INSTRUCTION » Set down, in full, every record in the block.

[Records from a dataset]
+++

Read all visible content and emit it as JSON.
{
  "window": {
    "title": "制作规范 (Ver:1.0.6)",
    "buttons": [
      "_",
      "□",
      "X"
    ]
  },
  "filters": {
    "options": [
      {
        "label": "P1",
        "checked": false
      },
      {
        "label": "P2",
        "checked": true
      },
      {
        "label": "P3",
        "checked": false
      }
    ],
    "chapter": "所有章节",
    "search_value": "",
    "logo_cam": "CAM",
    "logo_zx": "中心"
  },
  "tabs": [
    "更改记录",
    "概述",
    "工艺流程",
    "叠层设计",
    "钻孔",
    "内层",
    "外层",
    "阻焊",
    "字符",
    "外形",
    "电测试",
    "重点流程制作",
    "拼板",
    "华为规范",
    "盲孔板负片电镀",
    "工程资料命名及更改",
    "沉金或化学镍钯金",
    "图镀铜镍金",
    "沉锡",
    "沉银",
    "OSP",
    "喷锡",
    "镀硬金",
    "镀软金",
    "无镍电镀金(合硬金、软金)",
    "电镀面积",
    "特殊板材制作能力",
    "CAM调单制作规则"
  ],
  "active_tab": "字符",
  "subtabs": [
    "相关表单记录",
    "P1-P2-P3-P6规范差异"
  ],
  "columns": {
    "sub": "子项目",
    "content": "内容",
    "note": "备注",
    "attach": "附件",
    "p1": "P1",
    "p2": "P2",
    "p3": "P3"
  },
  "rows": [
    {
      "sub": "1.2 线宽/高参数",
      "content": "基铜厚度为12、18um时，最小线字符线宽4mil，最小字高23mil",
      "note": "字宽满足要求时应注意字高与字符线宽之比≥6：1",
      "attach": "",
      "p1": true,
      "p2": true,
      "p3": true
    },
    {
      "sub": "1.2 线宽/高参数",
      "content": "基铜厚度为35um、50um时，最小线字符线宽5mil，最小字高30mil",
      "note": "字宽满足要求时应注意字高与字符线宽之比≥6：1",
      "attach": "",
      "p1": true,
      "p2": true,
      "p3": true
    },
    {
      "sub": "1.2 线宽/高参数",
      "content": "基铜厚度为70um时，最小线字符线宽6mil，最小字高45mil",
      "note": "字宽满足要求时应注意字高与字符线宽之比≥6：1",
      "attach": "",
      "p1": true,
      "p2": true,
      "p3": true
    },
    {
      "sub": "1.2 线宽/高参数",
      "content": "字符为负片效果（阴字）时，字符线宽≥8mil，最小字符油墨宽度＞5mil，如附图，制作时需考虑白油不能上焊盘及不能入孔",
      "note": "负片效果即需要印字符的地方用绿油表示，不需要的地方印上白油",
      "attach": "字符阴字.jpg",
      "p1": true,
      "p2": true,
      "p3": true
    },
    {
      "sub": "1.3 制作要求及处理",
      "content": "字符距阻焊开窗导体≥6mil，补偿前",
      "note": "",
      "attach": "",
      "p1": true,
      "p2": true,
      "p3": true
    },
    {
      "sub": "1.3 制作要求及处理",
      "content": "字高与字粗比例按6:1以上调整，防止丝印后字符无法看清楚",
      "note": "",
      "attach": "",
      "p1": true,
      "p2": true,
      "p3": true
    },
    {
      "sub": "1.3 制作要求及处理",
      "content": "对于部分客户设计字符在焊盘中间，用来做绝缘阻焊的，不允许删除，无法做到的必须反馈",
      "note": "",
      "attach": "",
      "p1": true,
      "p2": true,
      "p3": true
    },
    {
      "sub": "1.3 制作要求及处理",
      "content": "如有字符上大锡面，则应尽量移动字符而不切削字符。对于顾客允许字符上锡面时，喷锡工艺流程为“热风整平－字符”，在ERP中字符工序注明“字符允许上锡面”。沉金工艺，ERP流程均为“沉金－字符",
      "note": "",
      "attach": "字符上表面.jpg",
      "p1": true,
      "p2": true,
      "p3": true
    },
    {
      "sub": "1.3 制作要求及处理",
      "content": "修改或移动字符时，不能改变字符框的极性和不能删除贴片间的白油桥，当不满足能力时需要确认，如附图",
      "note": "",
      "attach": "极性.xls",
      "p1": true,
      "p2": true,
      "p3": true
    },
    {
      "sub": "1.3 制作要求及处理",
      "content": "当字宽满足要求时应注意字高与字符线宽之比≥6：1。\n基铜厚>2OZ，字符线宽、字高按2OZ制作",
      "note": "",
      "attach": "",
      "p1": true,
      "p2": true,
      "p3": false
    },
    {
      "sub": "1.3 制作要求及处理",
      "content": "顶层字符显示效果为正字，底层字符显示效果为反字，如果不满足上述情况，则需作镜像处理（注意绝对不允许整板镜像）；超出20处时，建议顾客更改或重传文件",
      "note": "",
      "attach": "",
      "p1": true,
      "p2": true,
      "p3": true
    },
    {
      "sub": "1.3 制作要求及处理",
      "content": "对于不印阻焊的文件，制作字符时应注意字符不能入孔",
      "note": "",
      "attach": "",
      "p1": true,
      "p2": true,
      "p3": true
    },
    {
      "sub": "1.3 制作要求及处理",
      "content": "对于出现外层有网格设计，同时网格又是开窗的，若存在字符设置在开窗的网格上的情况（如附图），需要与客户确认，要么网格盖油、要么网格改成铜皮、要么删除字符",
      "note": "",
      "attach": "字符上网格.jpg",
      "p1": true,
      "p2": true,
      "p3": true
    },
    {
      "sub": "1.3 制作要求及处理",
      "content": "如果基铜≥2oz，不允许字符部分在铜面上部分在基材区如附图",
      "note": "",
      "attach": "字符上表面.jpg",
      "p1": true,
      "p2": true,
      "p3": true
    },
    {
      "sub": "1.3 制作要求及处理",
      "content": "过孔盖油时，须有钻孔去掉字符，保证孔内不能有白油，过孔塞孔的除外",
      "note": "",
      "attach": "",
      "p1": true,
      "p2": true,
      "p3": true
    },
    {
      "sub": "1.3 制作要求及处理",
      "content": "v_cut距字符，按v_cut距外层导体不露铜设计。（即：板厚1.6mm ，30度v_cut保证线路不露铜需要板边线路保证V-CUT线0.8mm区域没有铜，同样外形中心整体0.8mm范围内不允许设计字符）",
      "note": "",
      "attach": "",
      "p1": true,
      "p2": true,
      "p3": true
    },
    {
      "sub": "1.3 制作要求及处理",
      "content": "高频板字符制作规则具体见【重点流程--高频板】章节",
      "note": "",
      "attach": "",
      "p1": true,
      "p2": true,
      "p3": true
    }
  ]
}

+++

ANSWER IN FULL »
Read all visible content and emit it as JSON.
{
  "window": {
    "title": "制作规范 (Ver:1.0.6)",
    "buttons": [
      "_",
      "□",
      "X"
    ]
  },
  "filters": {
    "options": [
      {
        "label": "P1",
        "checked": false
      },
      {
        "label": "P2",
        "checked": true
      },
      {
        "label": "P3",
        "checked": false
      }
    ],
    "chapter": "所有章节",
    "search_value": "",
    "logo_cam": "CAM",
    "logo_zx": "中心"
  },
  "tabs": [
    "更改记录",
    "概述",
    "工艺流程",
    "叠层设计",
    "钻孔",
    "内层",
    "外层",
    "阻焊",
    "字符",
    "外形",
    "电测试",
    "重点流程制作",
    "拼板",
    "华为规范",
    "盲孔板负片电镀",
    "工程资料命名及更改",
    "沉金或化学镍钯金",
    "图镀铜镍金",
    "沉锡",
    "沉银",
    "OSP",
    "喷锡",
    "镀硬金",
    "镀软金",
    "无镍电镀金(合硬金、软金)",
    "电镀面积",
    "特殊板材制作能力",
    "CAM调单制作规则"
  ],
  "active_tab": "字符",
  "subtabs": [
    "相关表单记录",
    "P1-P2-P3-P6规范差异"
  ],
  "columns": {
    "sub": "子项目",
    "content": "内容",
    "note": "备注",
    "attach": "附件",
    "p1": "P1",
    "p2": "P2",
    "p3": "P3"
  },
  "rows": [
    {
      "sub": "1.2 线宽/高参数",
      "content": "基铜厚度为12、18um时，最小线字符线宽4mil，最小字高23mil",
      "note": "字宽满足要求时应注意字高与字符线宽之比≥6：1",
      "attach": "",
      "p1": true,
      "p2": true,
      "p3": true
    },
    {
      "sub": "1.2 线宽/高参数",
      "content": "基铜厚度为35um、50um时，最小线字符线宽5mil，最小字高30mil",
      "note": "字宽满足要求时应注意字高与字符线宽之比≥6：1",
      "attach": "",
      "p1": true,
      "p2": true,
      "p3": true
    },
    {
      "sub": "1.2 线宽/高参数",
      "content": "基铜厚度为70um时，最小线字符线宽6mil，最小字高45mil",
      "note": "字宽满足要求时应注意字高与字符线宽之比≥6：1",
      "attach": "",
      "p1": true,
      "p2": true,
      "p3": true
    },
    {
      "sub": "1.2 线宽/高参数",
      "content": "字符为负片效果（阴字）时，字符线宽≥8mil，最小字符油墨宽度＞5mil，如附图，制作时需考虑白油不能上焊盘及不能入孔",
      "note": "负片效果即需要印字符的地方用绿油表示，不需要的地方印上白油",
      "attach": "字符阴字.jpg",
      "p1": true,
      "p2": true,
      "p3": true
    },
    {
      "sub": "1.3 制作要求及处理",
      "content": "字符距阻焊开窗导体≥6mil，补偿前",
      "note": "",
      "attach": "",
      "p1": true,
      "p2": true,
      "p3": true
    },
    {
      "sub": "1.3 制作要求及处理",
      "content": "字高与字粗比例按6:1以上调整，防止丝印后字符无法看清楚",
      "note": "",
      "attach": "",
      "p1": true,
      "p2": true,
      "p3": true
    },
    {
      "sub": "1.3 制作要求及处理",
      "content": "对于部分客户设计字符在焊盘中间，用来做绝缘阻焊的，不允许删除，无法做到的必须反馈",
      "note": "",
      "attach": "",
      "p1": true,
      "p2": true,
      "p3": true
    },
    {
      "sub": "1.3 制作要求及处理",
      "content": "如有字符上大锡面，则应尽量移动字符而不切削字符。对于顾客允许字符上锡面时，喷锡工艺流程为“热风整平－字符”，在ERP中字符工序注明“字符允许上锡面”。沉金工艺，ERP流程均为“沉金－字符",
      "note": "",
      "attach": "字符上表面.jpg",
      "p1": true,
      "p2": true,
      "p3": true
    },
    {
      "sub": "1.3 制作要求及处理",
      "content": "修改或移动字符时，不能改变字符框的极性和不能删除贴片间的白油桥，当不满足能力时需要确认，如附图",
      "note": "",
      "attach": "极性.xls",
      "p1": true,
      "p2": true,
      "p3": true
    },
    {
      "sub": "1.3 制作要求及处理",
      "content": "当字宽满足要求时应注意字高与字符线宽之比≥6：1。\n基铜厚>2OZ，字符线宽、字高按2OZ制作",
      "note": "",
      "attach": "",
      "p1": true,
      "p2": true,
      "p3": false
    },
    {
      "sub": "1.3 制作要求及处理",
      "content": "顶层字符显示效果为正字，底层字符显示效果为反字，如果不满足上述情况，则需作镜像处理（注意绝对不允许整板镜像）；超出20处时，建议顾客更改或重传文件",
      "note": "",
      "attach": "",
      "p1": true,
      "p2": true,
      "p3": true
    },
    {
      "sub": "1.3 制作要求及处理",
      "content": "对于不印阻焊的文件，制作字符时应注意字符不能入孔",
      "note": "",
      "attach": "",
      "p1": true,
      "p2": true,
      "p3": true
    },
    {
      "sub": "1.3 制作要求及处理",
      "content": "对于出现外层有网格设计，同时网格又是开窗的，若存在字符设置在开窗的网格上的情况（如附图），需要与客户确认，要么网格盖油、要么网格改成铜皮、要么删除字符",
      "note": "",
      "attach": "字符上网格.jpg",
      "p1": true,
      "p2": true,
      "p3": true
    },
    {
      "sub": "1.3 制作要求及处理",
      "content": "如果基铜≥2oz，不允许字符部分在铜面上部分在基材区如附图",
      "note": "",
      "attach": "字符上表面.jpg",
      "p1": true,
      "p2": true,
      "p3": true
    },
    {
      "sub": "1.3 制作要求及处理",
      "content": "过孔盖油时，须有钻孔去掉字符，保证孔内不能有白油，过孔塞孔的除外",
      "note": "",
      "attach": "",
      "p1": true,
      "p2": true,
      "p3": true
    },
    {
      "sub": "1.3 制作要求及处理",
      "content": "v_cut距字符，按v_cut距外层导体不露铜设计。（即：板厚1.6mm ，30度v_cut保证线路不露铜需要板边线路保证V-CUT线0.8mm区域没有铜，同样外形中心整体0.8mm范围内不允许设计字符）",
      "note": "",
      "attach": "",
      "p1": true,
      "p2": true,
      "p3": true
    },
    {
      "sub": "1.3 制作要求及处理",
      "content": "高频板字符制作规则具体见【重点流程--高频板】章节",
      "note": "",
      "attach": "",
      "p1": true,
      "p2": true,
      "p3": true
    }
  ]
}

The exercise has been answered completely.